## YOUR OBJECTIVE
Print every line of the listing exactly, please.

## Collection entries
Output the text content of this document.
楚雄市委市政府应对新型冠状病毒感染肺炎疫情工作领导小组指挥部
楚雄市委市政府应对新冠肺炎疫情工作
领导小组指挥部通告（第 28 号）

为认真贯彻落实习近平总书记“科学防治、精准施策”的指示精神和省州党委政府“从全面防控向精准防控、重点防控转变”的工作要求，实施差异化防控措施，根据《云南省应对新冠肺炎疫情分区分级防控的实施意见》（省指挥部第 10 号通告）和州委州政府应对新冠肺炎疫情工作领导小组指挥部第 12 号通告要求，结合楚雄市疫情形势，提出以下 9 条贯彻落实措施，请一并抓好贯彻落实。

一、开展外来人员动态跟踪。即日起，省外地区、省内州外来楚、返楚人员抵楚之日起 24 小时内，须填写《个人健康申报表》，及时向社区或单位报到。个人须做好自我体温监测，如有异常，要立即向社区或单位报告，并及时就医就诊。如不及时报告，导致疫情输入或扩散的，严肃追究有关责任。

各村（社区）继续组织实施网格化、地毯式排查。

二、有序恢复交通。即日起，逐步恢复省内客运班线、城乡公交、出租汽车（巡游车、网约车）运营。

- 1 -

## RESULT
Output the text content of this document.
楚雄市委市政府应对新型冠状病毒感染肺炎疫情工作领导小组指挥部
楚雄市委市政府应对新冠肺炎疫情工作
领导小组指挥部通告（第 28 号）

为认真贯彻落实习近平总书记“科学防治、精准施策”的指示精神和省州党委政府“从全面防控向精准防控、重点防控转变”的工作要求，实施差异化防控措施，根据《云南省应对新冠肺炎疫情分区分级防控的实施意见》（省指挥部第 10 号通告）和州委州政府应对新冠肺炎疫情工作领导小组指挥部第 12 号通告要求，结合楚雄市疫情形势，提出以下 9 条贯彻落实措施，请一并抓好贯彻落实。

一、开展外来人员动态跟踪。即日起，省外地区、省内州外来楚、返楚人员抵楚之日起 24 小时内，须填写《个人健康申报表》，及时向社区或单位报到。个人须做好自我体温监测，如有异常，要立即向社区或单位报告，并及时就医就诊。如不及时报告，导致疫情输入或扩散的，严肃追究有关责任。

各村（社区）继续组织实施网格化、地毯式排查。

二、有序恢复交通。即日起，逐步恢复省内客运班线、城乡公交、出租汽车（巡游车、网约车）运营。

- 1 -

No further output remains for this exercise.